====== Given data

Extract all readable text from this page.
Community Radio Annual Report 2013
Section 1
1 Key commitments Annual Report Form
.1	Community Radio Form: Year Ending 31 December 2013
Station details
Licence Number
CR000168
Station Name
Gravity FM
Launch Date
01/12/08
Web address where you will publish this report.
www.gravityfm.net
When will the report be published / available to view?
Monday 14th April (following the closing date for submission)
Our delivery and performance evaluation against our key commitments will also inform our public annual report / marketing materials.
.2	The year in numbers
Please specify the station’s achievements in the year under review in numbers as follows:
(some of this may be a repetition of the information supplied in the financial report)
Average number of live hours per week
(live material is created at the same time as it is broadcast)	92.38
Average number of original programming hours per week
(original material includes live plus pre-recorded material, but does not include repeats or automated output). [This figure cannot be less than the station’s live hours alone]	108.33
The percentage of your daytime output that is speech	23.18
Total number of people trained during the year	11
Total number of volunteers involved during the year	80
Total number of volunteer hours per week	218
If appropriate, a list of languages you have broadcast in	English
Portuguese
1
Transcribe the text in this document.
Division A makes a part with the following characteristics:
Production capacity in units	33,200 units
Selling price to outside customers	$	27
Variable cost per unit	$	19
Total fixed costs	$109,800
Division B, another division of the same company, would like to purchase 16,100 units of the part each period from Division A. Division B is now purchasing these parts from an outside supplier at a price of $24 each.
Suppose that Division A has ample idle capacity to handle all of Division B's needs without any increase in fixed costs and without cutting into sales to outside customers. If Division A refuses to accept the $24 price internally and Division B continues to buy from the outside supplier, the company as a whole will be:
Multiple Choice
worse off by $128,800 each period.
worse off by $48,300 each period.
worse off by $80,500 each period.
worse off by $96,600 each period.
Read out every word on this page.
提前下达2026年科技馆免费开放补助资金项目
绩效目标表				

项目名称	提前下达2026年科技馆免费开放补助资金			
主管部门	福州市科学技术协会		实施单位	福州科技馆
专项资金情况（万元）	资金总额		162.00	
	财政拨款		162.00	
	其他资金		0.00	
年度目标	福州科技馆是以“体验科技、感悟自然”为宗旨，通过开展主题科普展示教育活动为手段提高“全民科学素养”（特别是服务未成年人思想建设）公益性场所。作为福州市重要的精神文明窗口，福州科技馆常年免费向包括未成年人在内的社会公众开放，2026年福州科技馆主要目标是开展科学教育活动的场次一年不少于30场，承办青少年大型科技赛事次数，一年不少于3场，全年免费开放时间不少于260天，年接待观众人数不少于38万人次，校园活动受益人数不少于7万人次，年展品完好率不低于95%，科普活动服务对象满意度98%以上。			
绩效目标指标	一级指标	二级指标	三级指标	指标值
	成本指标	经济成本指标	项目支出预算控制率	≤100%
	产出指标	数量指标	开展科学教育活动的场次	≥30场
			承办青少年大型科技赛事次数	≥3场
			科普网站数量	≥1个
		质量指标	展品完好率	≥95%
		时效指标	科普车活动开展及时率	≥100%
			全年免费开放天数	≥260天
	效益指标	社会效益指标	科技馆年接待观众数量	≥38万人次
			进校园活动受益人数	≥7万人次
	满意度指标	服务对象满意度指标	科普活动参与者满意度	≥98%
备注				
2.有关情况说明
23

============

**Work to complete:** Return the whole listing exactly, with every line included.

**Answer below:**
Extract all readable text from this page.
Community Radio Annual Report 2013
Section 1
1 Key commitments Annual Report Form
.1	Community Radio Form: Year Ending 31 December 2013
Station details
Licence Number
CR000168
Station Name
Gravity FM
Launch Date
01/12/08
Web address where you will publish this report.
www.gravityfm.net
When will the report be published / available to view?
Monday 14th April (following the closing date for submission)
Our delivery and performance evaluation against our key commitments will also inform our public annual report / marketing materials.
.2	The year in numbers
Please specify the station’s achievements in the year under review in numbers as follows:
(some of this may be a repetition of the information supplied in the financial report)
Average number of live hours per week
(live material is created at the same time as it is broadcast)	92.38
Average number of original programming hours per week
(original material includes live plus pre-recorded material, but does not include repeats or automated output). [This figure cannot be less than the station’s live hours alone]	108.33
The percentage of your daytime output that is speech	23.18
Total number of people trained during the year	11
Total number of volunteers involved during the year	80
Total number of volunteer hours per week	218
If appropriate, a list of languages you have broadcast in	English
Portuguese
1
Transcribe the text in this document.
Division A makes a part with the following characteristics:
Production capacity in units	33,200 units
Selling price to outside customers	$	27
Variable cost per unit	$	19
Total fixed costs	$109,800
Division B, another division of the same company, would like to purchase 16,100 units of the part each period from Division A. Division B is now purchasing these parts from an outside supplier at a price of $24 each.
Suppose that Division A has ample idle capacity to handle all of Division B's needs without any increase in fixed costs and without cutting into sales to outside customers. If Division A refuses to accept the $24 price internally and Division B continues to buy from the outside supplier, the company as a whole will be:
Multiple Choice
worse off by $128,800 each period.
worse off by $48,300 each period.
worse off by $80,500 each period.
worse off by $96,600 each period.
Read out every word on this page.
提前下达2026年科技馆免费开放补助资金项目
绩效目标表				

项目名称	提前下达2026年科技馆免费开放补助资金			
主管部门	福州市科学技术协会		实施单位	福州科技馆
专项资金情况（万元）	资金总额		162.00	
	财政拨款		162.00	
	其他资金		0.00	
年度目标	福州科技馆是以“体验科技、感悟自然”为宗旨，通过开展主题科普展示教育活动为手段提高“全民科学素养”（特别是服务未成年人思想建设）公益性场所。作为福州市重要的精神文明窗口，福州科技馆常年免费向包括未成年人在内的社会公众开放，2026年福州科技馆主要目标是开展科学教育活动的场次一年不少于30场，承办青少年大型科技赛事次数，一年不少于3场，全年免费开放时间不少于260天，年接待观众人数不少于38万人次，校园活动受益人数不少于7万人次，年展品完好率不低于95%，科普活动服务对象满意度98%以上。			
绩效目标指标	一级指标	二级指标	三级指标	指标值
	成本指标	经济成本指标	项目支出预算控制率	≤100%
	产出指标	数量指标	开展科学教育活动的场次	≥30场
			承办青少年大型科技赛事次数	≥3场
			科普网站数量	≥1个
		质量指标	展品完好率	≥95%
		时效指标	科普车活动开展及时率	≥100%
			全年免费开放天数	≥260天
	效益指标	社会效益指标	科技馆年接待观众数量	≥38万人次
			进校园活动受益人数	≥7万人次
	满意度指标	服务对象满意度指标	科普活动参与者满意度	≥98%
备注				
2.有关情况说明
23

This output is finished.